**SHORT PROBLEM**
Write the records below out again exactly as given, with no images.

# Start of PROVIDED ENTRIES

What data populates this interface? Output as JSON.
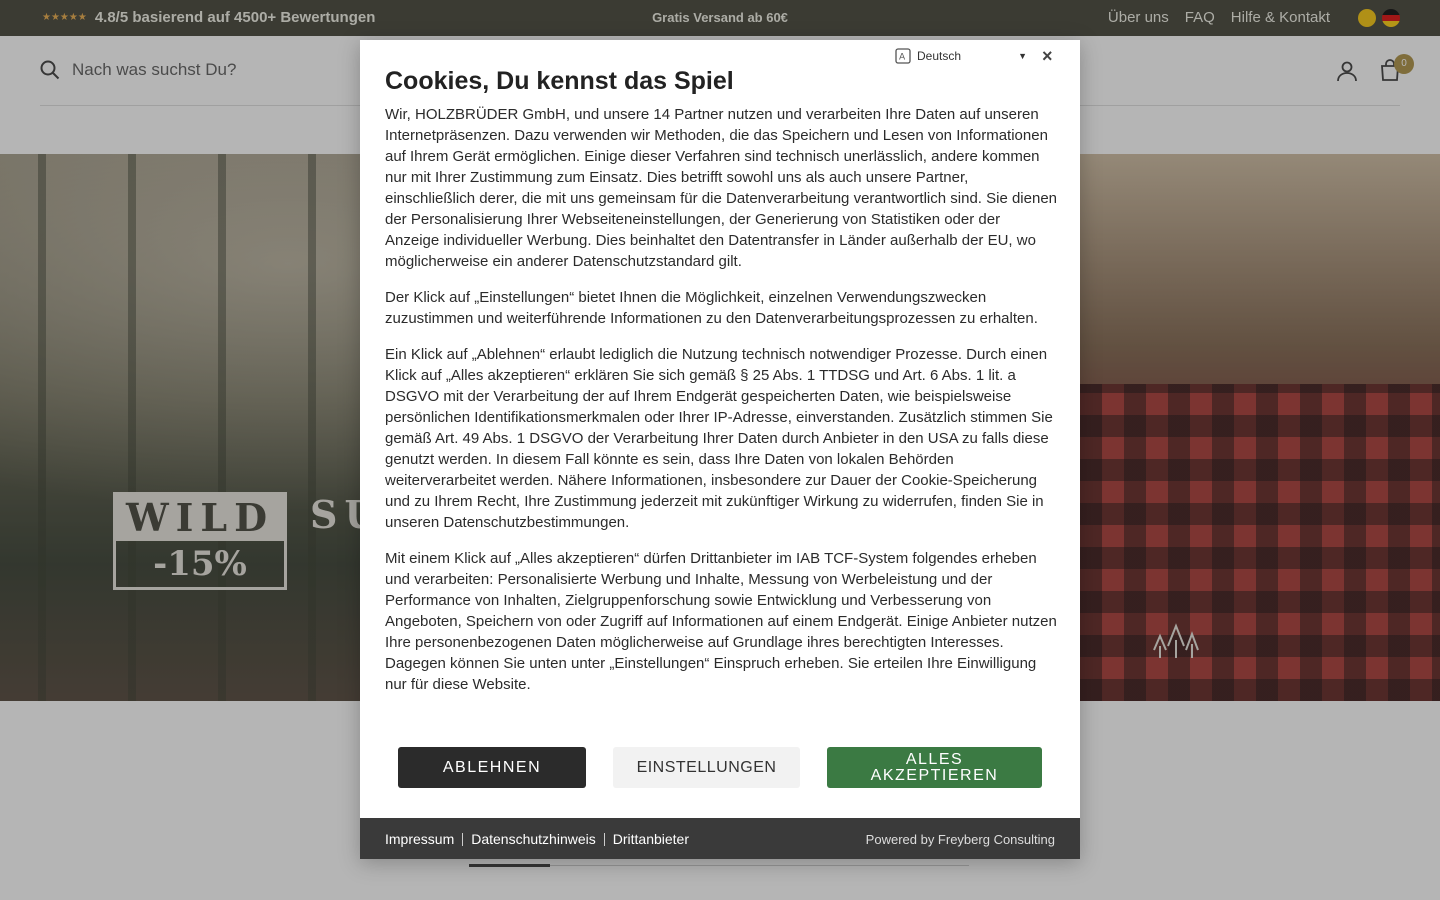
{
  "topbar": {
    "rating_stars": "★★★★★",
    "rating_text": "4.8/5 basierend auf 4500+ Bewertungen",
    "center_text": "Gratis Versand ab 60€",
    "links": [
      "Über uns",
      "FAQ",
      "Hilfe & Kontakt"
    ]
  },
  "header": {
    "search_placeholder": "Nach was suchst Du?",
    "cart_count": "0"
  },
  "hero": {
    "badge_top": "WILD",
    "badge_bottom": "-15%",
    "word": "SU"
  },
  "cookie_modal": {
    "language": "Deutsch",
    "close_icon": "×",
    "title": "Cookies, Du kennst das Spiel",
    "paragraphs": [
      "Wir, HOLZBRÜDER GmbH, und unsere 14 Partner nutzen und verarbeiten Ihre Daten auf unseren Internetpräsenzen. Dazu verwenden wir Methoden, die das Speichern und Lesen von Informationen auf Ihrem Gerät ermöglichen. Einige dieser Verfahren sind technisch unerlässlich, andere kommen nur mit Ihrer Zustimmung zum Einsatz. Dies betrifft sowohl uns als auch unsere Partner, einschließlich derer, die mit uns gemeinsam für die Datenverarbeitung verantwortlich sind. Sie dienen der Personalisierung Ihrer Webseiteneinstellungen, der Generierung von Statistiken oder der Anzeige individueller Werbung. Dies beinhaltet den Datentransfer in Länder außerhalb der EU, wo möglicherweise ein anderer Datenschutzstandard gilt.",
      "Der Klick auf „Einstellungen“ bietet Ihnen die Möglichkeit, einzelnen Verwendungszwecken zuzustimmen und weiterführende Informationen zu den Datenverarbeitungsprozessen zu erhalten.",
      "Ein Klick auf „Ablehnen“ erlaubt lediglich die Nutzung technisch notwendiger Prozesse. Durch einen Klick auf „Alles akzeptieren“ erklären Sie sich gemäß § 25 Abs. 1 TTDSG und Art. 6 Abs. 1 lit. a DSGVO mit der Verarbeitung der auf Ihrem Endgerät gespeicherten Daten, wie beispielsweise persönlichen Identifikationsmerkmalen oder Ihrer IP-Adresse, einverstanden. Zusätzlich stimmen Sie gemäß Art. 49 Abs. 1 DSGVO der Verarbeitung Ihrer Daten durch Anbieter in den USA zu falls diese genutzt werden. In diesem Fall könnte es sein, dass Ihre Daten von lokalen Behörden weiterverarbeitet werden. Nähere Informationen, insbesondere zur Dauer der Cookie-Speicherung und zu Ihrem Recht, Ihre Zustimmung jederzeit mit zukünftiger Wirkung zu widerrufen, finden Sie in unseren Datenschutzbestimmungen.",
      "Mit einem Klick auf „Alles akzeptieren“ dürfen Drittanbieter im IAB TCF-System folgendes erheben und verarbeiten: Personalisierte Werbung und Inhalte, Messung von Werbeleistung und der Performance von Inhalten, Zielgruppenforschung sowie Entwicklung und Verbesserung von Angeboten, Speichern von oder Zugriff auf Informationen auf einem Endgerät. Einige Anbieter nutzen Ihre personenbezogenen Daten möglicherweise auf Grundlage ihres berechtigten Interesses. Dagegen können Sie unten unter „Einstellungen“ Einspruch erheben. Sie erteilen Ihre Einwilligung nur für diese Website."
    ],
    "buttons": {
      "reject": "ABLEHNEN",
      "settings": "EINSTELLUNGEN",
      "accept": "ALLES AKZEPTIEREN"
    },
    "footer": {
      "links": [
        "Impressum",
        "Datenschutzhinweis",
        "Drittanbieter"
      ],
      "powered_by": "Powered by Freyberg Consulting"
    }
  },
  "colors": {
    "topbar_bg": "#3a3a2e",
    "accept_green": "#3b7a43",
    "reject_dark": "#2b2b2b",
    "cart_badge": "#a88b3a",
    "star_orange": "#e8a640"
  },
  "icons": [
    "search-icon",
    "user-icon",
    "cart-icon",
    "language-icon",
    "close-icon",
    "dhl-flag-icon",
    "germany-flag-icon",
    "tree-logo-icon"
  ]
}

# End of PROVIDED ENTRIES

**CORRECT OUTPUT**
What data populates this interface? Output as JSON.
{
  "topbar": {
    "rating_stars": "★★★★★",
    "rating_text": "4.8/5 basierend auf 4500+ Bewertungen",
    "center_text": "Gratis Versand ab 60€",
    "links": [
      "Über uns",
      "FAQ",
      "Hilfe & Kontakt"
    ]
  },
  "header": {
    "search_placeholder": "Nach was suchst Du?",
    "cart_count": "0"
  },
  "hero": {
    "badge_top": "WILD",
    "badge_bottom": "-15%",
    "word": "SU"
  },
  "cookie_modal": {
    "language": "Deutsch",
    "close_icon": "×",
    "title": "Cookies, Du kennst das Spiel",
    "paragraphs": [
      "Wir, HOLZBRÜDER GmbH, und unsere 14 Partner nutzen und verarbeiten Ihre Daten auf unseren Internetpräsenzen. Dazu verwenden wir Methoden, die das Speichern und Lesen von Informationen auf Ihrem Gerät ermöglichen. Einige dieser Verfahren sind technisch unerlässlich, andere kommen nur mit Ihrer Zustimmung zum Einsatz. Dies betrifft sowohl uns als auch unsere Partner, einschließlich derer, die mit uns gemeinsam für die Datenverarbeitung verantwortlich sind. Sie dienen der Personalisierung Ihrer Webseiteneinstellungen, der Generierung von Statistiken oder der Anzeige individueller Werbung. Dies beinhaltet den Datentransfer in Länder außerhalb der EU, wo möglicherweise ein anderer Datenschutzstandard gilt.",
      "Der Klick auf „Einstellungen“ bietet Ihnen die Möglichkeit, einzelnen Verwendungszwecken zuzustimmen und weiterführende Informationen zu den Datenverarbeitungsprozessen zu erhalten.",
      "Ein Klick auf „Ablehnen“ erlaubt lediglich die Nutzung technisch notwendiger Prozesse. Durch einen Klick auf „Alles akzeptieren“ erklären Sie sich gemäß § 25 Abs. 1 TTDSG und Art. 6 Abs. 1 lit. a DSGVO mit der Verarbeitung der auf Ihrem Endgerät gespeicherten Daten, wie beispielsweise persönlichen Identifikationsmerkmalen oder Ihrer IP-Adresse, einverstanden. Zusätzlich stimmen Sie gemäß Art. 49 Abs. 1 DSGVO der Verarbeitung Ihrer Daten durch Anbieter in den USA zu falls diese genutzt werden. In diesem Fall könnte es sein, dass Ihre Daten von lokalen Behörden weiterverarbeitet werden. Nähere Informationen, insbesondere zur Dauer der Cookie-Speicherung und zu Ihrem Recht, Ihre Zustimmung jederzeit mit zukünftiger Wirkung zu widerrufen, finden Sie in unseren Datenschutzbestimmungen.",
      "Mit einem Klick auf „Alles akzeptieren“ dürfen Drittanbieter im IAB TCF-System folgendes erheben und verarbeiten: Personalisierte Werbung und Inhalte, Messung von Werbeleistung und der Performance von Inhalten, Zielgruppenforschung sowie Entwicklung und Verbesserung von Angeboten, Speichern von oder Zugriff auf Informationen auf einem Endgerät. Einige Anbieter nutzen Ihre personenbezogenen Daten möglicherweise auf Grundlage ihres berechtigten Interesses. Dagegen können Sie unten unter „Einstellungen“ Einspruch erheben. Sie erteilen Ihre Einwilligung nur für diese Website."
    ],
    "buttons": {
      "reject": "ABLEHNEN",
      "settings": "EINSTELLUNGEN",
      "accept": "ALLES AKZEPTIEREN"
    },
    "footer": {
      "links": [
        "Impressum",
        "Datenschutzhinweis",
        "Drittanbieter"
      ],
      "powered_by": "Powered by Freyberg Consulting"
    }
  },
  "colors": {
    "topbar_bg": "#3a3a2e",
    "accept_green": "#3b7a43",
    "reject_dark": "#2b2b2b",
    "cart_badge": "#a88b3a",
    "star_orange": "#e8a640"
  },
  "icons": [
    "search-icon",
    "user-icon",
    "cart-icon",
    "language-icon",
    "close-icon",
    "dhl-flag-icon",
    "germany-flag-icon",
    "tree-logo-icon"
  ]
}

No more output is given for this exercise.